=== STATED GOAL ===
Each line that holds the word "JSON" counts once. Give the total number of such lines and nothing else.

[Begin TASK DATA]

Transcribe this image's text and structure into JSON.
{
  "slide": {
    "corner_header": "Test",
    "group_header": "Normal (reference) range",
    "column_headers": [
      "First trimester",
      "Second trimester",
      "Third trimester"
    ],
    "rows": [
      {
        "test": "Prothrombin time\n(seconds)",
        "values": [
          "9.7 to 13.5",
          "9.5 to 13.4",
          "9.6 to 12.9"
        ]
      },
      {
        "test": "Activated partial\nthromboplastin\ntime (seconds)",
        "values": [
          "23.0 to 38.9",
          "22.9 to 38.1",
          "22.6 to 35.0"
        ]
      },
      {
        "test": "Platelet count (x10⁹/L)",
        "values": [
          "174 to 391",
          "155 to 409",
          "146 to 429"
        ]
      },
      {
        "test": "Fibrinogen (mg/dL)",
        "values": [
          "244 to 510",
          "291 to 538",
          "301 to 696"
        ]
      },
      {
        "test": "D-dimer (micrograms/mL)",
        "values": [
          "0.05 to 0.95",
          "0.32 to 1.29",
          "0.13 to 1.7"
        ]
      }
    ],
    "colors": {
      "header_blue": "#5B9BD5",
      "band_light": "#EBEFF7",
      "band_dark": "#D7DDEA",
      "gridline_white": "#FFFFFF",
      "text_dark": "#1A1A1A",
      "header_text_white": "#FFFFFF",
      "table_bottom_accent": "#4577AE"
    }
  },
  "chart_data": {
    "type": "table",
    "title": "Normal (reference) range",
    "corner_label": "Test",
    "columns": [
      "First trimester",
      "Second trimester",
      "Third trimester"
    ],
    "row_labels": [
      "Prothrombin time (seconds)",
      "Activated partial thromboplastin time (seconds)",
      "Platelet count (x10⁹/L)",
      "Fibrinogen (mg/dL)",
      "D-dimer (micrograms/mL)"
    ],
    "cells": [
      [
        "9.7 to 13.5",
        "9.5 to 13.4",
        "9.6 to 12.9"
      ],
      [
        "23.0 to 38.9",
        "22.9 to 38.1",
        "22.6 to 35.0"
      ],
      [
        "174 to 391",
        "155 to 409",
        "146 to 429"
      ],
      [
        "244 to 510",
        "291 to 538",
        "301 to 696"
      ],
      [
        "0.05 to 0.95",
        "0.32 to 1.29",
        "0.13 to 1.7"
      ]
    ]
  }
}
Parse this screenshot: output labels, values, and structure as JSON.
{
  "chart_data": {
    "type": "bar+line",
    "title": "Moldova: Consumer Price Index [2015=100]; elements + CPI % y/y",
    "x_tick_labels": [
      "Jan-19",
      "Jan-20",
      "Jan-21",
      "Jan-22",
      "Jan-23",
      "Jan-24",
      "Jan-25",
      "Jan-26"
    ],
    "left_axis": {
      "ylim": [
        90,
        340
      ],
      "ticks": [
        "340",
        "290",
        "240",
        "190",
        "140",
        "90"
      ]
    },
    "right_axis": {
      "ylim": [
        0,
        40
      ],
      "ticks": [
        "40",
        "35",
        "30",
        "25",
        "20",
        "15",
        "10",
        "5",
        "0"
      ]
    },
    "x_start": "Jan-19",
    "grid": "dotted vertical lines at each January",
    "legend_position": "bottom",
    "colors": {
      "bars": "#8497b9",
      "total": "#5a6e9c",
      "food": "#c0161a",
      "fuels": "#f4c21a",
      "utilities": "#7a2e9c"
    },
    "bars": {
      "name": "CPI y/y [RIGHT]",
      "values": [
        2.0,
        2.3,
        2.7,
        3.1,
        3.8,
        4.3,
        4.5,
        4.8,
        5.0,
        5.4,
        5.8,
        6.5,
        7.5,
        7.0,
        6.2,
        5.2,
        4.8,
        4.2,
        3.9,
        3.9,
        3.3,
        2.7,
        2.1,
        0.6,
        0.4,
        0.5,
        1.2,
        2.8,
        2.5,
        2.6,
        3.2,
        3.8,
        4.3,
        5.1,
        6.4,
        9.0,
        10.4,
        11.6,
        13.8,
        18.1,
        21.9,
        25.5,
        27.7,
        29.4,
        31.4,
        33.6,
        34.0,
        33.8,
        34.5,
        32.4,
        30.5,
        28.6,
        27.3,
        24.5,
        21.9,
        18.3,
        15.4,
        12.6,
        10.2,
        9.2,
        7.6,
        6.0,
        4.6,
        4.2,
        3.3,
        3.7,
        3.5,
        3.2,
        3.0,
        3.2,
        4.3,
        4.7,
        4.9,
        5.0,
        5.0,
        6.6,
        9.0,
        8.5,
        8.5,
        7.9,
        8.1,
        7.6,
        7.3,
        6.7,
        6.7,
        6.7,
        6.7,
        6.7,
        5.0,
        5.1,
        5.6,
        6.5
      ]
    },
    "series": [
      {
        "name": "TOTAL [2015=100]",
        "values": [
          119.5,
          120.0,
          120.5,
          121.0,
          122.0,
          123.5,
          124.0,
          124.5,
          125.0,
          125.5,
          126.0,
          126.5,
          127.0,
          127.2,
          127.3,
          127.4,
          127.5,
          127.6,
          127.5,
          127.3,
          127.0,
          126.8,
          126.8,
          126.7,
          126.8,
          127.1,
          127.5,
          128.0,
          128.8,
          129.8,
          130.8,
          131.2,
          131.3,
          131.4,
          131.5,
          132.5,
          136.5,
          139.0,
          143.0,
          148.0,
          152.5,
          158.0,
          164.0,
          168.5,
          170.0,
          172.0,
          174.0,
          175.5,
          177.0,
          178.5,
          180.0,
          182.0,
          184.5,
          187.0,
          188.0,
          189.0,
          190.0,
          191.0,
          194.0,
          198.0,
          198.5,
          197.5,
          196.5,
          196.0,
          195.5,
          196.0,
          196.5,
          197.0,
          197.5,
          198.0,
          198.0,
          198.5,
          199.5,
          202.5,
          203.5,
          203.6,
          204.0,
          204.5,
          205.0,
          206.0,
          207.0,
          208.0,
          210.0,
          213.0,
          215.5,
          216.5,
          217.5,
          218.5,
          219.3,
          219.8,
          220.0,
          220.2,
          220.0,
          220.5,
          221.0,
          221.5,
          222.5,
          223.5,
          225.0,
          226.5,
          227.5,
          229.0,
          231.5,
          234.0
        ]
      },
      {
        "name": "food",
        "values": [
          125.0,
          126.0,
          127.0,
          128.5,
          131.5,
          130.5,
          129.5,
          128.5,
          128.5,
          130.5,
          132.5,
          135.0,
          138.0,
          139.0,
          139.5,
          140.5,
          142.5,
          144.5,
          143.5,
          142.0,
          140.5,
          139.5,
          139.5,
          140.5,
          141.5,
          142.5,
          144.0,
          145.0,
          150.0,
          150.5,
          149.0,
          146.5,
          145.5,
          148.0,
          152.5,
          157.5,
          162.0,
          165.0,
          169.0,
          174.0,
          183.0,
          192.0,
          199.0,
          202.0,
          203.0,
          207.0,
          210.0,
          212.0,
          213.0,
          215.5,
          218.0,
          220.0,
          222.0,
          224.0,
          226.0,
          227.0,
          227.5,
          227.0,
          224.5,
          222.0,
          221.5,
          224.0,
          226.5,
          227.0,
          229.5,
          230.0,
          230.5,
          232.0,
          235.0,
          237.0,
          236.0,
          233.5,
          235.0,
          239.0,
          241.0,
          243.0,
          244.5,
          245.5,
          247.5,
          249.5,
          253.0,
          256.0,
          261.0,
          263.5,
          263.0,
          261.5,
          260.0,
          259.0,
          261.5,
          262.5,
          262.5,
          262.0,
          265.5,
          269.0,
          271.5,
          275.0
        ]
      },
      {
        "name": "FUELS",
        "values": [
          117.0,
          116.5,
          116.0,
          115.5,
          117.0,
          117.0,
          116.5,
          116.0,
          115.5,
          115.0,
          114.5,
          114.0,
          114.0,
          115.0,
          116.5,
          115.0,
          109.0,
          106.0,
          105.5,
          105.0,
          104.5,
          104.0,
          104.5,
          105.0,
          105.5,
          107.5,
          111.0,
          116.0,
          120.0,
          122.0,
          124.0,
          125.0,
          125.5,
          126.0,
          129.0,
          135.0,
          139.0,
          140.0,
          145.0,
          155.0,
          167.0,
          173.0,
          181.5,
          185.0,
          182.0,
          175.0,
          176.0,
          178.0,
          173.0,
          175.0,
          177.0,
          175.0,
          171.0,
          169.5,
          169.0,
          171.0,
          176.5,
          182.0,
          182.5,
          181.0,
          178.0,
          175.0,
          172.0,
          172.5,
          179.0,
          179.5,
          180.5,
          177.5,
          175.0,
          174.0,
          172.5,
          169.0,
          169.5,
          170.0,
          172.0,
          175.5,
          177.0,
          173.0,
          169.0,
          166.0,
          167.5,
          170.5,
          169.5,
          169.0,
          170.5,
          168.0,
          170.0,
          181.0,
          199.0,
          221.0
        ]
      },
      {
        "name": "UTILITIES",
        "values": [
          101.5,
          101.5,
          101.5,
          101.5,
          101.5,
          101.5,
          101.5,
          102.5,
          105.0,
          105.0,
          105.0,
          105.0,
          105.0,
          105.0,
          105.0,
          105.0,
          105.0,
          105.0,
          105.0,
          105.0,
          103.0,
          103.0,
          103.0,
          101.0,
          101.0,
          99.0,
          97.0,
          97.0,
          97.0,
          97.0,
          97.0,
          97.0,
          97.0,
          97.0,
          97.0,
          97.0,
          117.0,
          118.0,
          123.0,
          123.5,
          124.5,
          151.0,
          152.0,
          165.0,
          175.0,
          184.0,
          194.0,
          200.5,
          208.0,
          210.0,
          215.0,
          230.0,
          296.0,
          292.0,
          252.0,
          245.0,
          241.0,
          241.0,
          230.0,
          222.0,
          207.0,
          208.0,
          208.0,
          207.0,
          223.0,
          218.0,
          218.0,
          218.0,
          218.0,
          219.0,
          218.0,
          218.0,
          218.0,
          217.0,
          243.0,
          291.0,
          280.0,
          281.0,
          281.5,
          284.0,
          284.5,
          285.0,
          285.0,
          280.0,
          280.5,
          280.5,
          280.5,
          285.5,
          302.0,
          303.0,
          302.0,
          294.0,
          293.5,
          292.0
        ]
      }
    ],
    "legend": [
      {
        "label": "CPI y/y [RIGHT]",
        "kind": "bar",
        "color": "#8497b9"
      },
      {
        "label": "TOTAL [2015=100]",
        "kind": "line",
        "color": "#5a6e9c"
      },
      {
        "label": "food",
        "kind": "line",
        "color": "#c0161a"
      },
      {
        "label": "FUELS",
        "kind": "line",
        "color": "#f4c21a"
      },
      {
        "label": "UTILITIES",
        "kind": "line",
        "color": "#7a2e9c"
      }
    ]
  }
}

[End TASK DATA]

=== FULL SOLUTION ===
2